━━━━━ Extracted records ━━━━━

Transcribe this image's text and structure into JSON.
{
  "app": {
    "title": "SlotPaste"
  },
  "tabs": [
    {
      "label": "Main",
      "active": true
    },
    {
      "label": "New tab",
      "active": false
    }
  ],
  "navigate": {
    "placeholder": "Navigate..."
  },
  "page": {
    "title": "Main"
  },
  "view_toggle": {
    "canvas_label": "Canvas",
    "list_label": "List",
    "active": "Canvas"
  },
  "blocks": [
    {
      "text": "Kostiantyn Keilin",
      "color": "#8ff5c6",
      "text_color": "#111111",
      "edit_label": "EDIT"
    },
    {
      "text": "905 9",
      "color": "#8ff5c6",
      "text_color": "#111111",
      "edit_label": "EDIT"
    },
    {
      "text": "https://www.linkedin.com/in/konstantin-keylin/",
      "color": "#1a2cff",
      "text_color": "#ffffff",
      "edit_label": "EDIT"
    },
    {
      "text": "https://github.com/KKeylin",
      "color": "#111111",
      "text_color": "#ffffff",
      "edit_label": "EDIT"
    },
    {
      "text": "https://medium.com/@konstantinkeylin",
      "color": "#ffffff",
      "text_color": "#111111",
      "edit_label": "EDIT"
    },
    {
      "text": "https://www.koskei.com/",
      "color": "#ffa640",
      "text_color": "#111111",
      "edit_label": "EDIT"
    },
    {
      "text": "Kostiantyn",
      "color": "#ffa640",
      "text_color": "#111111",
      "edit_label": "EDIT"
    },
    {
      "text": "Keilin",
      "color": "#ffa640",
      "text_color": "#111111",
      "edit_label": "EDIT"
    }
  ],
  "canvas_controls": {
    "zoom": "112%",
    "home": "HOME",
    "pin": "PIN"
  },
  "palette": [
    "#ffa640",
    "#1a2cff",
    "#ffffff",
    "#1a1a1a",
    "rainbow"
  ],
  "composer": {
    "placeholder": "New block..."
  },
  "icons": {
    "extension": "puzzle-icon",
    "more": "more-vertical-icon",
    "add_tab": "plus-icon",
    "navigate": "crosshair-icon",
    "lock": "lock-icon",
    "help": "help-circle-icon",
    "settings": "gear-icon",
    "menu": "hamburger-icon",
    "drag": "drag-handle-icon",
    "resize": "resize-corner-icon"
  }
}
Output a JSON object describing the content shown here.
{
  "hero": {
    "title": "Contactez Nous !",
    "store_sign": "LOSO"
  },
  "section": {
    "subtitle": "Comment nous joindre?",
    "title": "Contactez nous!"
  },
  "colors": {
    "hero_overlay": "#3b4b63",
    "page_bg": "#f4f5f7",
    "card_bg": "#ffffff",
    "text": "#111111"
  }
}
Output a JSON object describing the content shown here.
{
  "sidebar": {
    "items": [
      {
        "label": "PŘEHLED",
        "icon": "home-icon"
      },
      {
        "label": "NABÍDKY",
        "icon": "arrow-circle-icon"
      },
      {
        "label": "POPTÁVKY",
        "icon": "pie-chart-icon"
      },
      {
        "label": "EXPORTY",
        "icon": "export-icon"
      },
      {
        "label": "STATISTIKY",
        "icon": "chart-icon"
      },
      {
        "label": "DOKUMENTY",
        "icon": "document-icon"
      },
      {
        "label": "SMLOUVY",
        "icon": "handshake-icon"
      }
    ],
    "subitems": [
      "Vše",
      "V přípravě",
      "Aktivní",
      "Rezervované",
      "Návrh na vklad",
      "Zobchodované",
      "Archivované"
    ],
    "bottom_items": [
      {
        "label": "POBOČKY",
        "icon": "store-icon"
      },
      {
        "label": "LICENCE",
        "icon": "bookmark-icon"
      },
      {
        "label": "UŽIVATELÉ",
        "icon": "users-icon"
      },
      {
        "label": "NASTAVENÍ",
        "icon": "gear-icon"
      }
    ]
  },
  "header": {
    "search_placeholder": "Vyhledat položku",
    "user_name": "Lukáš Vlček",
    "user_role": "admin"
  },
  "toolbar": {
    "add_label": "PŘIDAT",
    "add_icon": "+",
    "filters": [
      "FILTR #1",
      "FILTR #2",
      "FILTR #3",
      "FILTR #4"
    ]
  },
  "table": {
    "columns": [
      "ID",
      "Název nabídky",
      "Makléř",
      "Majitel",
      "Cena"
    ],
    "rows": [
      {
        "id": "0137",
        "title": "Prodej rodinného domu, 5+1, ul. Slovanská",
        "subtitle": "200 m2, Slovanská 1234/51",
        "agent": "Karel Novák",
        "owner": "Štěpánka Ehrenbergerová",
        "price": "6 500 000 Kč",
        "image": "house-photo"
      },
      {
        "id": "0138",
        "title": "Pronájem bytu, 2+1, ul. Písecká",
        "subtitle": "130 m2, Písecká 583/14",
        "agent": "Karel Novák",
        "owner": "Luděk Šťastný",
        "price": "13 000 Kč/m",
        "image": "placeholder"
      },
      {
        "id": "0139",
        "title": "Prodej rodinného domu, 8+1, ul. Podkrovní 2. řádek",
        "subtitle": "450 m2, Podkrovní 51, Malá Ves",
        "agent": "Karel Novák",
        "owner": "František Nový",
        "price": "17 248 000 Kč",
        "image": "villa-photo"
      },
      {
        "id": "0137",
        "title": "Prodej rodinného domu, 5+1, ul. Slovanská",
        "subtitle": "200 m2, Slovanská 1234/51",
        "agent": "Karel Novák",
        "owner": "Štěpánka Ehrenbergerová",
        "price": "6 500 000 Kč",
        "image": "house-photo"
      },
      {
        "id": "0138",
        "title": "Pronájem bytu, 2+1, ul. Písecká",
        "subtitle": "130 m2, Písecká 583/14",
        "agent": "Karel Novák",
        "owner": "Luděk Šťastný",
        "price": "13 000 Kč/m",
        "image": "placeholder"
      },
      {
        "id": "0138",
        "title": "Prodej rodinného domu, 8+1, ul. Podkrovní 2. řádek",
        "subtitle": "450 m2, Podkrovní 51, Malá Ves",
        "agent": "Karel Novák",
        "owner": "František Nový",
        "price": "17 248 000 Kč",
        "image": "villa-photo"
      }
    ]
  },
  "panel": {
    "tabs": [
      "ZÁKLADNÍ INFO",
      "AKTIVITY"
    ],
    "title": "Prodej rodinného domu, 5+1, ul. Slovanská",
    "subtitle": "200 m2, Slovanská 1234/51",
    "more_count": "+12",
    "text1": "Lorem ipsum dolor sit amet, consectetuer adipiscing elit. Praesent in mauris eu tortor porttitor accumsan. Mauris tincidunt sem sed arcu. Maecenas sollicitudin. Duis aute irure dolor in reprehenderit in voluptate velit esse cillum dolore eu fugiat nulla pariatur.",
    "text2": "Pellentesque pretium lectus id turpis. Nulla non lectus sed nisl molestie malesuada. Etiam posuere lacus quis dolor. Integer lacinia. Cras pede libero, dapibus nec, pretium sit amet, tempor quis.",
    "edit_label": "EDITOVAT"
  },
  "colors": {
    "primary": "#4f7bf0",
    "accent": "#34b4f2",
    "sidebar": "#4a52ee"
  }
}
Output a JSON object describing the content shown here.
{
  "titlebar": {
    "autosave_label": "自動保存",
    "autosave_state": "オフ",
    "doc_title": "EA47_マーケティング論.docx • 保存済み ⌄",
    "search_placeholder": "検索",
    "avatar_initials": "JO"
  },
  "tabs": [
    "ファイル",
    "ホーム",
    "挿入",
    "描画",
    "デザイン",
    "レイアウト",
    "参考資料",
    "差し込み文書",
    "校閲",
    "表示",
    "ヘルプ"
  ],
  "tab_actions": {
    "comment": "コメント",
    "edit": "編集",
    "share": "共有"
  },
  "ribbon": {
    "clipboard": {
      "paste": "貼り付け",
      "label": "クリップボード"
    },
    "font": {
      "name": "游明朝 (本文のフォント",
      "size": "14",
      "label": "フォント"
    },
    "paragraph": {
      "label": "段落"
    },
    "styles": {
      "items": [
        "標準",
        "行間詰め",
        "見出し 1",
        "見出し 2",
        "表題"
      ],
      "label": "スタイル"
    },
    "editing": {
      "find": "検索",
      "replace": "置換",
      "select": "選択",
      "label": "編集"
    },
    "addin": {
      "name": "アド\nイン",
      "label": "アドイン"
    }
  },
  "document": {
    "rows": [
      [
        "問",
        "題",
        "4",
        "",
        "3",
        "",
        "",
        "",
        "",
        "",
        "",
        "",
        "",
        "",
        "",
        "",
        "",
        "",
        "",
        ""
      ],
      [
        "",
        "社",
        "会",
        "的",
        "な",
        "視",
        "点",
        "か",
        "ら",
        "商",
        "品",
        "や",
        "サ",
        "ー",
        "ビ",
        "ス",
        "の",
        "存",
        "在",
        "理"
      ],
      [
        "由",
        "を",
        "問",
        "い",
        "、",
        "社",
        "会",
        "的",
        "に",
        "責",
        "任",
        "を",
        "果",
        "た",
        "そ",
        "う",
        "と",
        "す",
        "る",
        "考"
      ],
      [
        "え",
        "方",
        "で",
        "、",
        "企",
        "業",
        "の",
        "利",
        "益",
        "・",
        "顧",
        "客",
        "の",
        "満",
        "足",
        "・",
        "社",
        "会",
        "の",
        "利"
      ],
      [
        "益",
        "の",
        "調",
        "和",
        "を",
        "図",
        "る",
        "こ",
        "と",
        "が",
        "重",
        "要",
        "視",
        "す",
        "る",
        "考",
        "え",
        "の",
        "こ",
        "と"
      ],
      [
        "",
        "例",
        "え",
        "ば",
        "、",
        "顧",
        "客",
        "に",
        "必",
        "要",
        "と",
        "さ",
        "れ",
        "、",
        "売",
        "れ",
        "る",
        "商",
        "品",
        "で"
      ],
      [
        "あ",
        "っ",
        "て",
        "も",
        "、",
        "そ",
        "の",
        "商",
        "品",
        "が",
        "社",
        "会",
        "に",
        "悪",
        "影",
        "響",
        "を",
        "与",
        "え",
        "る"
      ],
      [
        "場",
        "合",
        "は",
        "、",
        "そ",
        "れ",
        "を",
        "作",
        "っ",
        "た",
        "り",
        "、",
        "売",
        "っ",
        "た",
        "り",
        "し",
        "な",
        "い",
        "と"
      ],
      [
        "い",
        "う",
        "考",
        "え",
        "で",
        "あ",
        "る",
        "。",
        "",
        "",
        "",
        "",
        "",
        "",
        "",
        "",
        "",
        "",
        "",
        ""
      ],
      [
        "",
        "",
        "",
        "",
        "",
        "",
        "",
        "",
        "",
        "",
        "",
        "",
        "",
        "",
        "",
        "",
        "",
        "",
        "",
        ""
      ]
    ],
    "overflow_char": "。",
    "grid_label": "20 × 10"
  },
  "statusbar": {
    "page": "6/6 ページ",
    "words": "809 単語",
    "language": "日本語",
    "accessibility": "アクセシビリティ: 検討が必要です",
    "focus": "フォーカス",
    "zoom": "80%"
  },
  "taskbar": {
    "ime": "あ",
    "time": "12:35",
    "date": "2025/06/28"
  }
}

━━━━━

_Aim_
Tell how many lines of the records above hold the string "Keilin". Give no other text.

_Exercise response_
2